Stored data:
::::::::::
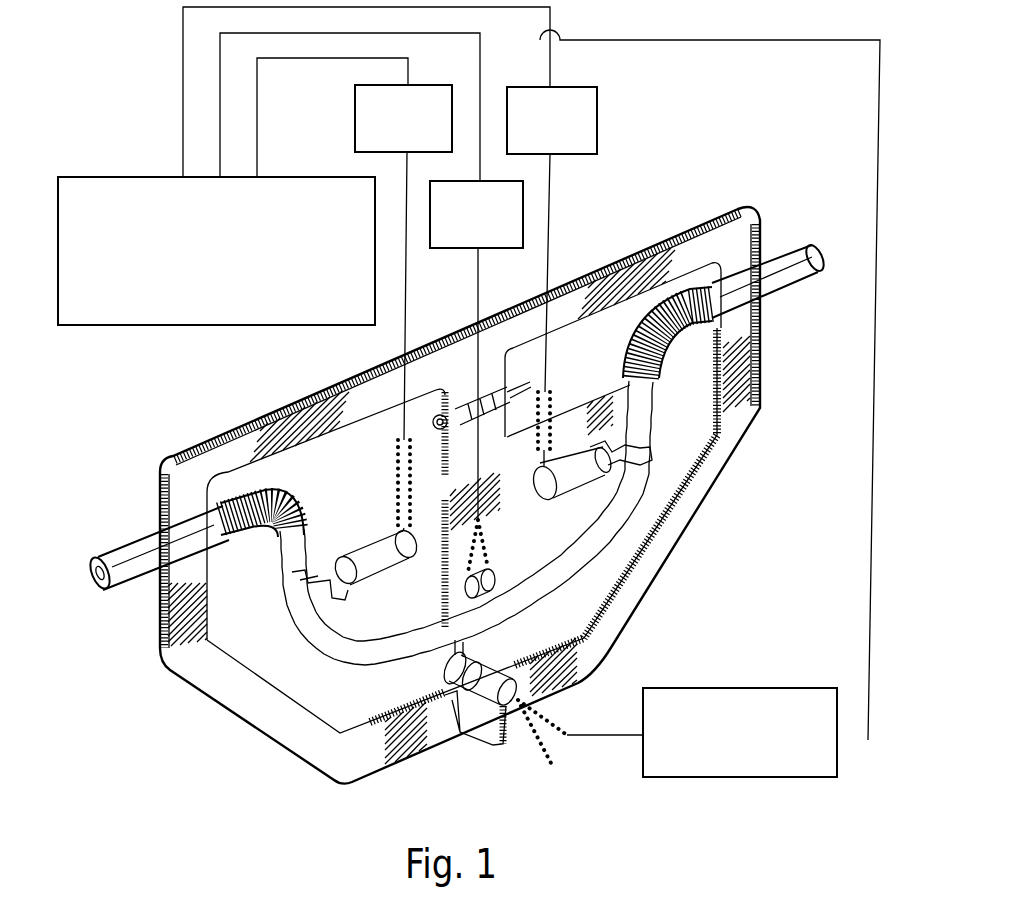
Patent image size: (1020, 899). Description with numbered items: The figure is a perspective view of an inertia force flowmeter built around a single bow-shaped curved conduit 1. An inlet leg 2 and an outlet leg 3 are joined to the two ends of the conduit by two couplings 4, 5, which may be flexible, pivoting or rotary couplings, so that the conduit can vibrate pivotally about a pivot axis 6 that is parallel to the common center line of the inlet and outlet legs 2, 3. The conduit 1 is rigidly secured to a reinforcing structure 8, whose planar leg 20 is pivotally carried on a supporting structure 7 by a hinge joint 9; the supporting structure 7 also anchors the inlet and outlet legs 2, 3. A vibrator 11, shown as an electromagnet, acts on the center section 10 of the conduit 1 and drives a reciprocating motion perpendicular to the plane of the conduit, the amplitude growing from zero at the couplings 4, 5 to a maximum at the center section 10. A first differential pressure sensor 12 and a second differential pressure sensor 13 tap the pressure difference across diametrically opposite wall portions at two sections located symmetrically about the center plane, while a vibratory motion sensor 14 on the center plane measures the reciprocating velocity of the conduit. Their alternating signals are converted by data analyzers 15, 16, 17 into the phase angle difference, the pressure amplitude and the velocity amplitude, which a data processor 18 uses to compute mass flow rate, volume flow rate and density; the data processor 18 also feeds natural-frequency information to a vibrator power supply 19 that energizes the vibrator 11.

The curved conduit 1 is at (642, 522).
The inlet leg 2 is at (135, 548).
The outlet leg 3 is at (790, 262).
The coupling 4 is at (255, 540).
The coupling 5 is at (690, 345).
The pivot axis 6 is at (420, 433).
The supporting structure 7 is at (207, 698).
The reinforcing structure 8 is at (437, 560).
The hinge joint 9 is at (480, 375).
The center section 10 is at (450, 658).
The vibrator 11 is at (447, 705).
The first differential pressure sensor 12 is at (372, 614).
The second differential pressure sensor 13 is at (652, 475).
The vibratory motion sensor 14 is at (493, 587).
The data analyzer 15 is at (355, 117).
The data analyzer 16 is at (597, 118).
The data analyzer 17 is at (462, 250).
The data processor 18 is at (108, 177).
The vibrator power supply 19 is at (728, 777).
The planar leg 20 is at (500, 467).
::::::::::
SHORT TASK:
Please copy every line above word for word, leaving out the pictures.

THE RESULT:
Patent image size: (1020, 899). Description with numbered items: The figure is a perspective view of an inertia force flowmeter built around a single bow-shaped curved conduit 1. An inlet leg 2 and an outlet leg 3 are joined to the two ends of the conduit by two couplings 4, 5, which may be flexible, pivoting or rotary couplings, so that the conduit can vibrate pivotally about a pivot axis 6 that is parallel to the common center line of the inlet and outlet legs 2, 3. The conduit 1 is rigidly secured to a reinforcing structure 8, whose planar leg 20 is pivotally carried on a supporting structure 7 by a hinge joint 9; the supporting structure 7 also anchors the inlet and outlet legs 2, 3. A vibrator 11, shown as an electromagnet, acts on the center section 10 of the conduit 1 and drives a reciprocating motion perpendicular to the plane of the conduit, the amplitude growing from zero at the couplings 4, 5 to a maximum at the center section 10. A first differential pressure sensor 12 and a second differential pressure sensor 13 tap the pressure difference across diametrically opposite wall portions at two sections located symmetrically about the center plane, while a vibratory motion sensor 14 on the center plane measures the reciprocating velocity of the conduit. Their alternating signals are converted by data analyzers 15, 16, 17 into the phase angle difference, the pressure amplitude and the velocity amplitude, which a data processor 18 uses to compute mass flow rate, volume flow rate and density; the data processor 18 also feeds natural-frequency information to a vibrator power supply 19 that energizes the vibrator 11.

The curved conduit 1 is at (642, 522).
The inlet leg 2 is at (135, 548).
The outlet leg 3 is at (790, 262).
The coupling 4 is at (255, 540).
The coupling 5 is at (690, 345).
The pivot axis 6 is at (420, 433).
The supporting structure 7 is at (207, 698).
The reinforcing structure 8 is at (437, 560).
The hinge joint 9 is at (480, 375).
The center section 10 is at (450, 658).
The vibrator 11 is at (447, 705).
The first differential pressure sensor 12 is at (372, 614).
The second differential pressure sensor 13 is at (652, 475).
The vibratory motion sensor 14 is at (493, 587).
The data analyzer 15 is at (355, 117).
The data analyzer 16 is at (597, 118).
The data analyzer 17 is at (462, 250).
The data processor 18 is at (108, 177).
The vibrator power supply 19 is at (728, 777).
The planar leg 20 is at (500, 467).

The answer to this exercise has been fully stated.